* [Aim of the exercise] Return all lines in the material below that contain "heeft".

========================================================================

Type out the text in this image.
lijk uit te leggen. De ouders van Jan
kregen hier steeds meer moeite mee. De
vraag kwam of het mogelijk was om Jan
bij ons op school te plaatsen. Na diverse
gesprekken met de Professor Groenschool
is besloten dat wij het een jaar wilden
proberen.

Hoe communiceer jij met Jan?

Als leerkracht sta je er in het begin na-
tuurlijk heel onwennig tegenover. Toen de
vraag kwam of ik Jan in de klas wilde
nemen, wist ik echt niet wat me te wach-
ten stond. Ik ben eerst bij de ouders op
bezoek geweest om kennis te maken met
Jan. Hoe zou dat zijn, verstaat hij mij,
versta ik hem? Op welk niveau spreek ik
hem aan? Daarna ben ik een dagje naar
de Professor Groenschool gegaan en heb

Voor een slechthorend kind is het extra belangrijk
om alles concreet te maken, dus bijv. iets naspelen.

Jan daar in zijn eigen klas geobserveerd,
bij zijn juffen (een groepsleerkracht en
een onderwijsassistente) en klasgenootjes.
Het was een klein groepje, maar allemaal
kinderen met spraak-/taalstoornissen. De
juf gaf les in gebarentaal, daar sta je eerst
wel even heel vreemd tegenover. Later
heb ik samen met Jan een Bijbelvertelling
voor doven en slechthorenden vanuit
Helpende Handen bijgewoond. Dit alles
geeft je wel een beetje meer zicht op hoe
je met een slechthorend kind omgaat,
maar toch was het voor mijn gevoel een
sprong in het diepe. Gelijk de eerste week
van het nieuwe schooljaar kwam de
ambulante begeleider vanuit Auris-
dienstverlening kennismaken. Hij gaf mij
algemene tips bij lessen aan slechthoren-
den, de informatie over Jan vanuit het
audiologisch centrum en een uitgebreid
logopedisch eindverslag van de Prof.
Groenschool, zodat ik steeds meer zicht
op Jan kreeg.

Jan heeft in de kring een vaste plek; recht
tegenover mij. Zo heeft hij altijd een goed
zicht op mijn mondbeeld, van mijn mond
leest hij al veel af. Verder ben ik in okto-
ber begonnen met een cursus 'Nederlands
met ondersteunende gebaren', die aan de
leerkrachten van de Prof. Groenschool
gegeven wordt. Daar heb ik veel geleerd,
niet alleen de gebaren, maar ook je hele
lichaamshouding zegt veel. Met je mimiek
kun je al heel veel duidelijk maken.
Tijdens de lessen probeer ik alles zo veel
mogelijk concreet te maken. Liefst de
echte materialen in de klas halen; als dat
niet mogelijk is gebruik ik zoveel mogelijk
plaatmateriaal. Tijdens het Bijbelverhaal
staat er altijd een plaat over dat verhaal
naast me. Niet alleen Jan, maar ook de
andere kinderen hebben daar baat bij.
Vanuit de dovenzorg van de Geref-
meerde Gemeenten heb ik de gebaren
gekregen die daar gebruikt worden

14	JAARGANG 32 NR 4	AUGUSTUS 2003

========================================================================

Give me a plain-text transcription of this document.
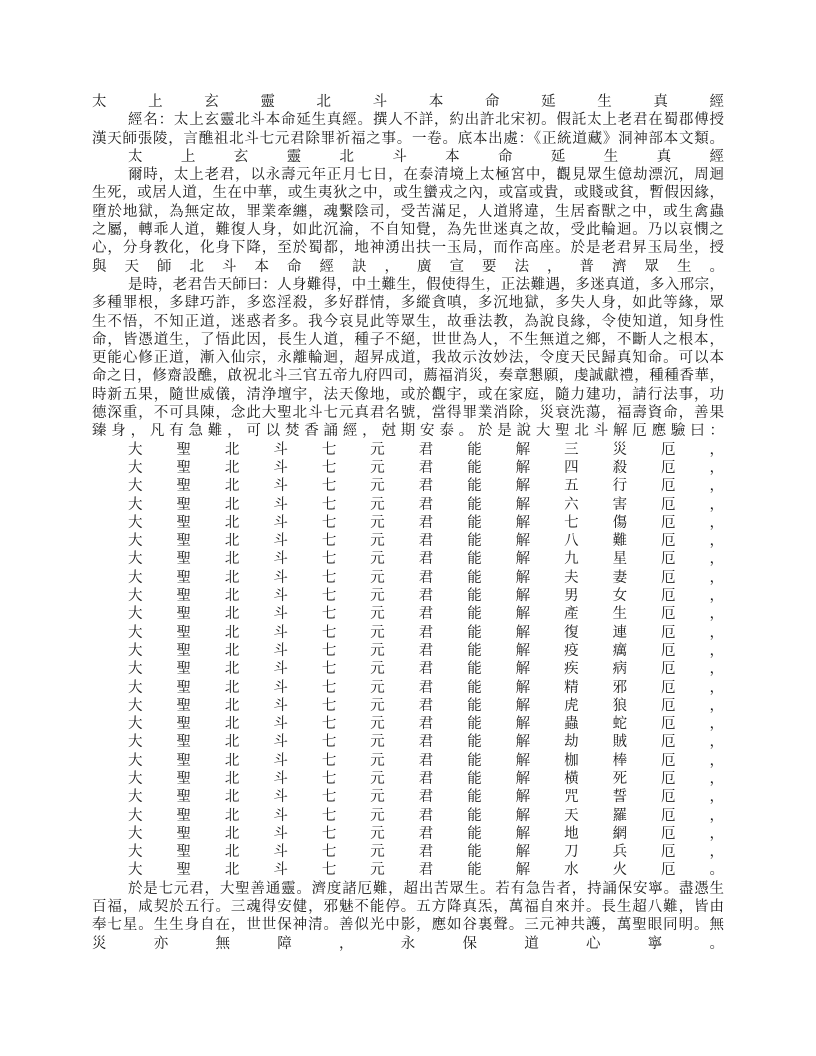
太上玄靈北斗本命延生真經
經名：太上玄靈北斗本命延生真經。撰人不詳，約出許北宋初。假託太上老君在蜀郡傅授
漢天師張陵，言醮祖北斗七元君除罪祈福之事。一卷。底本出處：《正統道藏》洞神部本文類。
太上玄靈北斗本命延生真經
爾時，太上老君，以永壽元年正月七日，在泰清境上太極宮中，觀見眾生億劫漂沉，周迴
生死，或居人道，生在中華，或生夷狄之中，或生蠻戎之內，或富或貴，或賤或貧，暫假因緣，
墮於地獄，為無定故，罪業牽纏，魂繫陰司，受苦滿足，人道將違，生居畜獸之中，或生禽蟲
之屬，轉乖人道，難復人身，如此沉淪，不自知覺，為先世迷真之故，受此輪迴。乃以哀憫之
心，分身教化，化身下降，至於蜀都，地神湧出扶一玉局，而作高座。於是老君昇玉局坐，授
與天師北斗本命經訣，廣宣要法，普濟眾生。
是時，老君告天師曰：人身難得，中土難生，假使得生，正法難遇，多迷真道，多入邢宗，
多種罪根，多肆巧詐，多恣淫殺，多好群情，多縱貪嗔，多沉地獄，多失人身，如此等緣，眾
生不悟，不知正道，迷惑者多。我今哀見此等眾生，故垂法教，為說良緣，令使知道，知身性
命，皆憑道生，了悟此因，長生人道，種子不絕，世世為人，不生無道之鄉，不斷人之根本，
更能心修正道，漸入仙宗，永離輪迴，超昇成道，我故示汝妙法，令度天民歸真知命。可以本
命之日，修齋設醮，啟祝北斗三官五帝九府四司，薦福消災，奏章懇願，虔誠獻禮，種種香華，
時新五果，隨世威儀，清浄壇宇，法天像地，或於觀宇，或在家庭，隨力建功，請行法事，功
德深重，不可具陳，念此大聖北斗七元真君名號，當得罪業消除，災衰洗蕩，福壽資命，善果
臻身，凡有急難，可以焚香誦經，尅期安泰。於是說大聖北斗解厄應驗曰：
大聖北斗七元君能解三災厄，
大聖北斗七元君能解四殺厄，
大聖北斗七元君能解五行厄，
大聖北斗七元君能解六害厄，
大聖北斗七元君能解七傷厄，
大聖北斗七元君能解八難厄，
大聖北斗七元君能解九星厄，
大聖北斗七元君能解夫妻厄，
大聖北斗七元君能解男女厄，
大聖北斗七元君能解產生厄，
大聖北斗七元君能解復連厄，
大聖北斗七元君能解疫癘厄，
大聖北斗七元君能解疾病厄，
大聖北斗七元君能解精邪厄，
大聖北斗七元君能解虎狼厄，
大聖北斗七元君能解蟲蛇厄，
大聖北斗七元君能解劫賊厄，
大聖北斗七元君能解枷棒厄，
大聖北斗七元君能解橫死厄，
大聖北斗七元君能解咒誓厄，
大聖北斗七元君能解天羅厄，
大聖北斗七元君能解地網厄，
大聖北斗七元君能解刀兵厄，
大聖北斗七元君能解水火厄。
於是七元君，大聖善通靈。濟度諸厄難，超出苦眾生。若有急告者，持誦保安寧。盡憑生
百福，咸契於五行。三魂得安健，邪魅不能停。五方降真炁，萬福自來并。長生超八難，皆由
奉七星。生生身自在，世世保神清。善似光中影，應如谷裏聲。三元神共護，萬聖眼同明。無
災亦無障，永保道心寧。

========================================================================

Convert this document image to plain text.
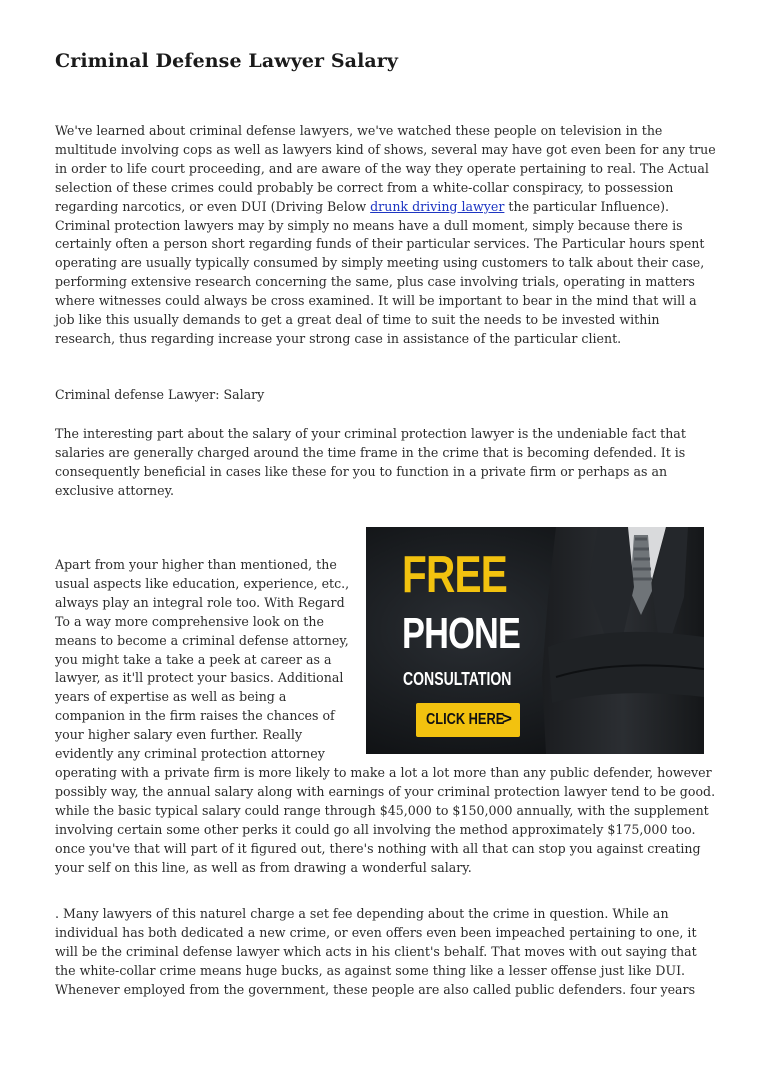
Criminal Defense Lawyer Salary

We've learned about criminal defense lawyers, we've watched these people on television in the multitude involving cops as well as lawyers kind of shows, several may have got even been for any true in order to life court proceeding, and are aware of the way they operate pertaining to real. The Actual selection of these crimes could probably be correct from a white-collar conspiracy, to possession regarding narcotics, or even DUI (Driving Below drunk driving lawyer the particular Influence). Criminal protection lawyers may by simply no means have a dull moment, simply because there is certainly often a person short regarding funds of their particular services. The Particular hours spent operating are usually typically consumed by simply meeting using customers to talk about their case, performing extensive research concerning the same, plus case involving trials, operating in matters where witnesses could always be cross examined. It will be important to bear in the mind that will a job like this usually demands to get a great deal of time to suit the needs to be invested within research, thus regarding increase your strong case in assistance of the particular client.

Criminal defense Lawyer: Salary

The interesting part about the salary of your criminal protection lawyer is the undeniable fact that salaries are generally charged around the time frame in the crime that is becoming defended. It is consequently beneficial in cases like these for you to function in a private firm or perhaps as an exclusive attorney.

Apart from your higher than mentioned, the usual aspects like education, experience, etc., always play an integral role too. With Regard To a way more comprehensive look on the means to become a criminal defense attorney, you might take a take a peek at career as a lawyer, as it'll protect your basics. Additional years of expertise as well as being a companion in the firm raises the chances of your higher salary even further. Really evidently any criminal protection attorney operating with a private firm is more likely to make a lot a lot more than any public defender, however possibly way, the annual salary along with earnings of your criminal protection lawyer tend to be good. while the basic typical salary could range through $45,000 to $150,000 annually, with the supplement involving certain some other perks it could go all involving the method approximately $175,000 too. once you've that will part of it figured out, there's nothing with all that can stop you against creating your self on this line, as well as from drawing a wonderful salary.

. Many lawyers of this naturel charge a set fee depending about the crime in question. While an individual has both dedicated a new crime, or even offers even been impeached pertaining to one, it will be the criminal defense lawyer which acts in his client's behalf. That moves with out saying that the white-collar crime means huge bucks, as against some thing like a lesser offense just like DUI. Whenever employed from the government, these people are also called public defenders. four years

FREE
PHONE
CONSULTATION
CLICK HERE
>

========================================================================

* [Written solution]
Jan heeft in de kring een vaste plek; recht
tegenover mij. Zo heeft hij altijd een goed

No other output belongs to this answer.